> [Directive]: Each line that holds the word "вверх" should be returned.

> [Records supplied]:
-*-*-
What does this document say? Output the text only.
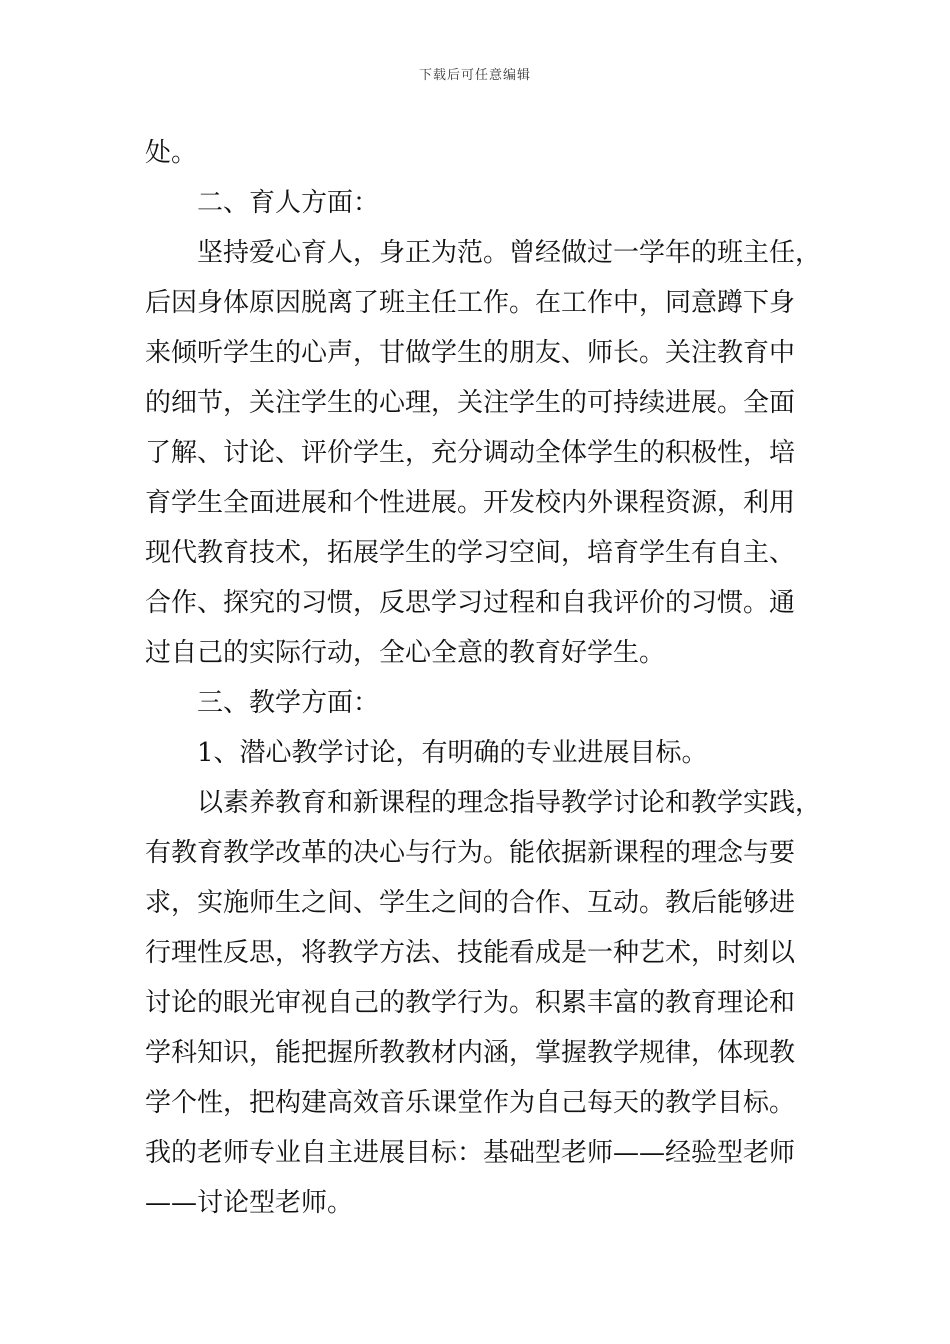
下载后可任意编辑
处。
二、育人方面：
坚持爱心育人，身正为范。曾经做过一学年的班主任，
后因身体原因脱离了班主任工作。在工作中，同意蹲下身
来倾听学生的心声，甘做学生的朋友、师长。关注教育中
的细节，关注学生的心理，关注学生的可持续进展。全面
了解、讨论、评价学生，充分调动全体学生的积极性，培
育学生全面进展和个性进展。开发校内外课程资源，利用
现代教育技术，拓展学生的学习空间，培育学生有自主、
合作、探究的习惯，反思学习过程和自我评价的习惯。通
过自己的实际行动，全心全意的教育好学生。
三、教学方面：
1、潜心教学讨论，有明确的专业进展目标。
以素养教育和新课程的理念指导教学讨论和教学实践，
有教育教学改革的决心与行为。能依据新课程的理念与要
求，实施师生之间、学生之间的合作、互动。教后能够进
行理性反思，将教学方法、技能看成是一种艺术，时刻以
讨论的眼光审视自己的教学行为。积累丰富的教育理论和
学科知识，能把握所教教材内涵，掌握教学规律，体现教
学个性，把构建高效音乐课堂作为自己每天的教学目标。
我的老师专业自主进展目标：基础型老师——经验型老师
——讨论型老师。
-*-*-
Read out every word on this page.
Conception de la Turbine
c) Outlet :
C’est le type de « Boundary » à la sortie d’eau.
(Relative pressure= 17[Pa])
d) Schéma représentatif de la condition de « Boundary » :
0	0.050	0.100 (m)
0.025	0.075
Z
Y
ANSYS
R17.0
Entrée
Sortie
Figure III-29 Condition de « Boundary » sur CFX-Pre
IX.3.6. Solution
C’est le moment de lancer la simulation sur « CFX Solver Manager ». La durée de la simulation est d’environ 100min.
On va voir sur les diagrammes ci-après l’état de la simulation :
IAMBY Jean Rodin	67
-*-*-
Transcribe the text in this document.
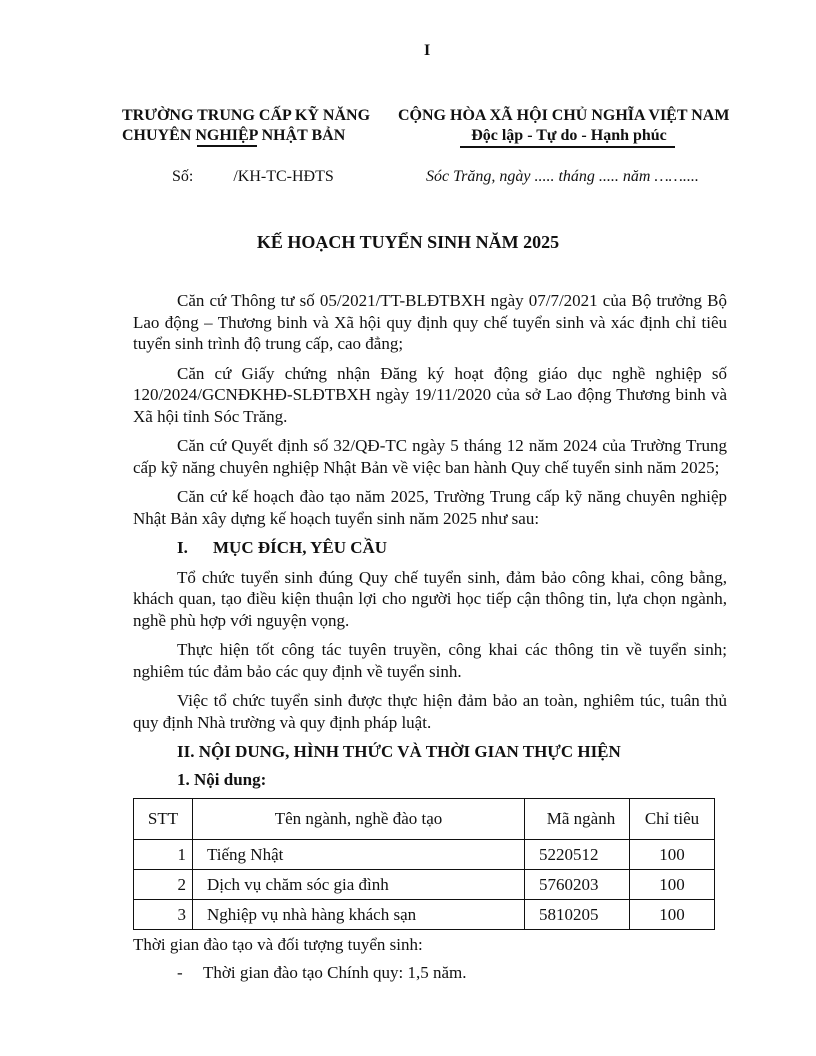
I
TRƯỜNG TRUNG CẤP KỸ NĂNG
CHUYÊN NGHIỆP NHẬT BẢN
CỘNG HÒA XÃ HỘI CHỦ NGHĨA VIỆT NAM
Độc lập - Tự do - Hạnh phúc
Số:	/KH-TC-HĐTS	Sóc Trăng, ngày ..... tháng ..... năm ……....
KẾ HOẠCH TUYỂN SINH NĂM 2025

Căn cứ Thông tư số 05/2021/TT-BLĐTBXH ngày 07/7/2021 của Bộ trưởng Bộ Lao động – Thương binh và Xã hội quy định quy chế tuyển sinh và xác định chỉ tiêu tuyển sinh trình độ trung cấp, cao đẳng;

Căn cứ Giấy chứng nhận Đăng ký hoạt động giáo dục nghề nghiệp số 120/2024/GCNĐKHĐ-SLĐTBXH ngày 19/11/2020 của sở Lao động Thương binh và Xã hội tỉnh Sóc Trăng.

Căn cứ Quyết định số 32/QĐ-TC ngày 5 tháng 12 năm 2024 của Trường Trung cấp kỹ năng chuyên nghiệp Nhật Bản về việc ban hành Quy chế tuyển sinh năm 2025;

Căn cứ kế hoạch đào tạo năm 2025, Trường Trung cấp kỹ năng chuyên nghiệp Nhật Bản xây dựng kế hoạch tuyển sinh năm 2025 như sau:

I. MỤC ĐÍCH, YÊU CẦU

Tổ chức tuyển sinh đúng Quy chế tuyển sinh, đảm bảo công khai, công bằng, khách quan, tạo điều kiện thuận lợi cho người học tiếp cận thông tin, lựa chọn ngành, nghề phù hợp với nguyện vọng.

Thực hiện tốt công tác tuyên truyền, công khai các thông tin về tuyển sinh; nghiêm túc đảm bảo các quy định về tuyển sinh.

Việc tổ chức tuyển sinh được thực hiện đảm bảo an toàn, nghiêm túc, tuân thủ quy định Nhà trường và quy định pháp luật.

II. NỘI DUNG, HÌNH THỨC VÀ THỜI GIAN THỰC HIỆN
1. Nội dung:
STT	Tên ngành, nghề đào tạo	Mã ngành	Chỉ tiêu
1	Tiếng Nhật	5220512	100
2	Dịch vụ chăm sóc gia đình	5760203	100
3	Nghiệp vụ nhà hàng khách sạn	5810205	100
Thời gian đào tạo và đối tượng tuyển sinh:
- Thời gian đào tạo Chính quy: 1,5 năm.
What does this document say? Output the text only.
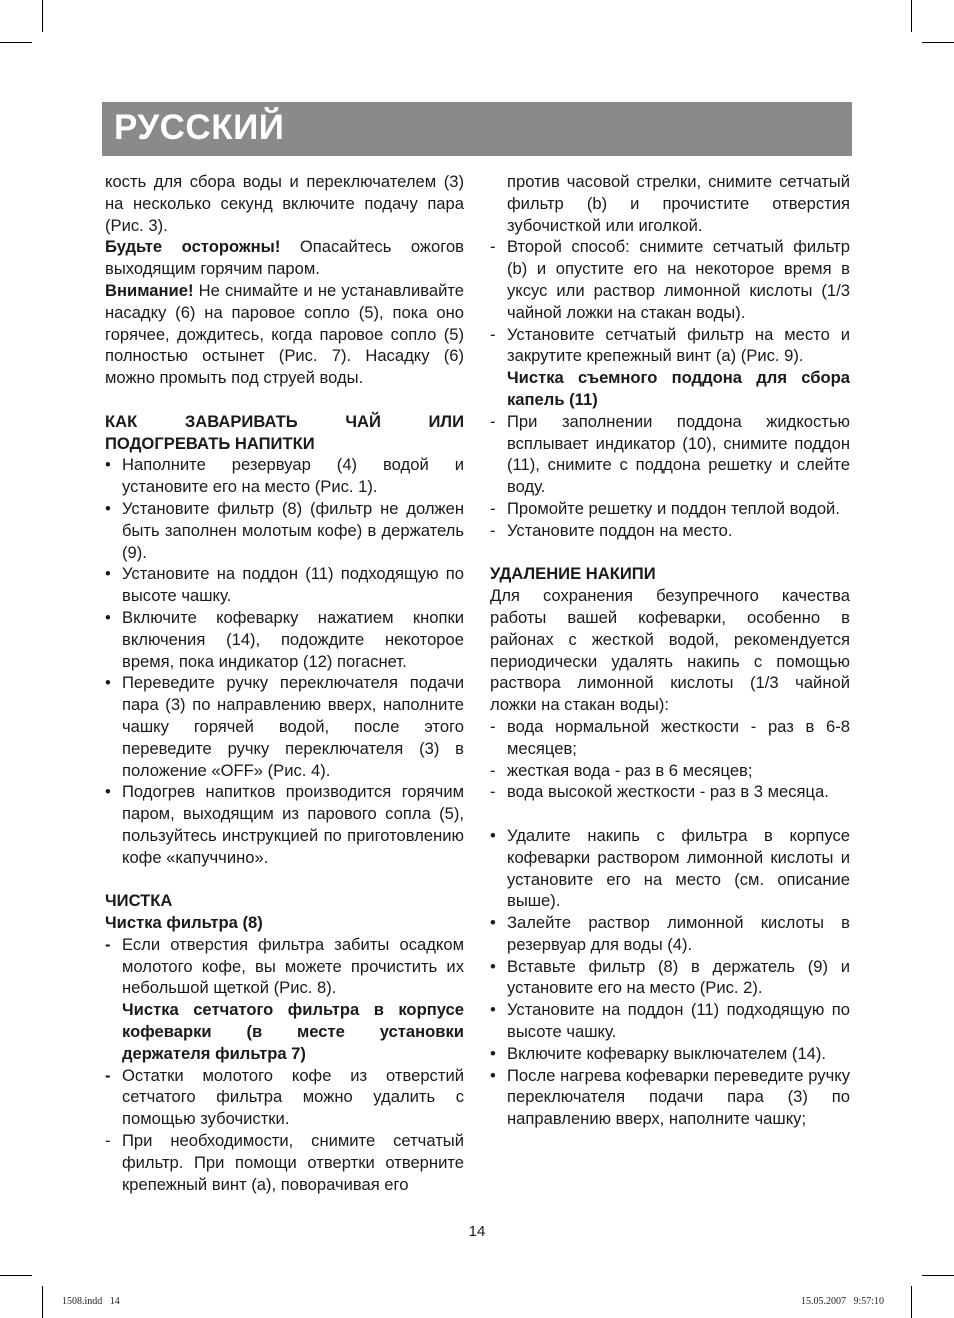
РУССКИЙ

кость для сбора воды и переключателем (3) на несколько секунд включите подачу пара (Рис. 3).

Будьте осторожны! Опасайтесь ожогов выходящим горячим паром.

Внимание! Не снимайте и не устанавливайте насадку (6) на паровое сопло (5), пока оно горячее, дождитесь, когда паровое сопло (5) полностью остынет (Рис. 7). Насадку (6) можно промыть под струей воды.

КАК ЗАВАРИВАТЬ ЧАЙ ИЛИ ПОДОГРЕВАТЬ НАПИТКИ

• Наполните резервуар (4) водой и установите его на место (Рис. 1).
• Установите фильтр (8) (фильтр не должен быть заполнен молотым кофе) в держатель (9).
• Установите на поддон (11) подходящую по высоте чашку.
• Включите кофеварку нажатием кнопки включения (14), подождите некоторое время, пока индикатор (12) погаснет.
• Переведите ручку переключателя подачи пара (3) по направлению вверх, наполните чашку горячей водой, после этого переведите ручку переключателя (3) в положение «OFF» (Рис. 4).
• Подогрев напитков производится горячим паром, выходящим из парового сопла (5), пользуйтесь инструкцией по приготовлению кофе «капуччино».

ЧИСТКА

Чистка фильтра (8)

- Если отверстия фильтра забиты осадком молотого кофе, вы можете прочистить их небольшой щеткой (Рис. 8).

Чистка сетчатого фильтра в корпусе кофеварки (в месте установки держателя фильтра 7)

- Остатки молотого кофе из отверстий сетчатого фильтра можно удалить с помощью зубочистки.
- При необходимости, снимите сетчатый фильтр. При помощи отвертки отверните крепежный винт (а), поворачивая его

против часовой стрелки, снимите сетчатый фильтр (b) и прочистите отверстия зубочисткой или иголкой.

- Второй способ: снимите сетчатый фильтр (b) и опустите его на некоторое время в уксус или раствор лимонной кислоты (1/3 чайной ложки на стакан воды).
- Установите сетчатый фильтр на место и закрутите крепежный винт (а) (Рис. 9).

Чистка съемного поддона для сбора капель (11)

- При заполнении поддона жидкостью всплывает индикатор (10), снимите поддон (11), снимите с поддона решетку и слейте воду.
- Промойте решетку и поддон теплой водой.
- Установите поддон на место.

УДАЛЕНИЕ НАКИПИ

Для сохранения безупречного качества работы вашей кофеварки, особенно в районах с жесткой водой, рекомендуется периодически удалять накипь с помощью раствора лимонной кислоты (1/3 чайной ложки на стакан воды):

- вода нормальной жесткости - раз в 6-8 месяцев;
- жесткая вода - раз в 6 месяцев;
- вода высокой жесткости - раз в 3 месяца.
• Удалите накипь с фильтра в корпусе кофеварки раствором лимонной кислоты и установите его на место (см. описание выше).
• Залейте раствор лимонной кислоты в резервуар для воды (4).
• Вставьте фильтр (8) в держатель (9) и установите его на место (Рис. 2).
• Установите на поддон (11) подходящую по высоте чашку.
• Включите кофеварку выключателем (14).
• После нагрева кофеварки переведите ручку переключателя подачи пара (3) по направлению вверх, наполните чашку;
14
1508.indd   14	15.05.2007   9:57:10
-*-*-
> [Response to this task]:
• Переведите ручку переключателя подачи пара (3) по направлению вверх, наполните чашку горячей водой, после этого переведите ручку переключателя (3) в положение «OFF» (Рис. 4).
• После нагрева кофеварки переведите ручку переключателя подачи пара (3) по направлению вверх, наполните чашку;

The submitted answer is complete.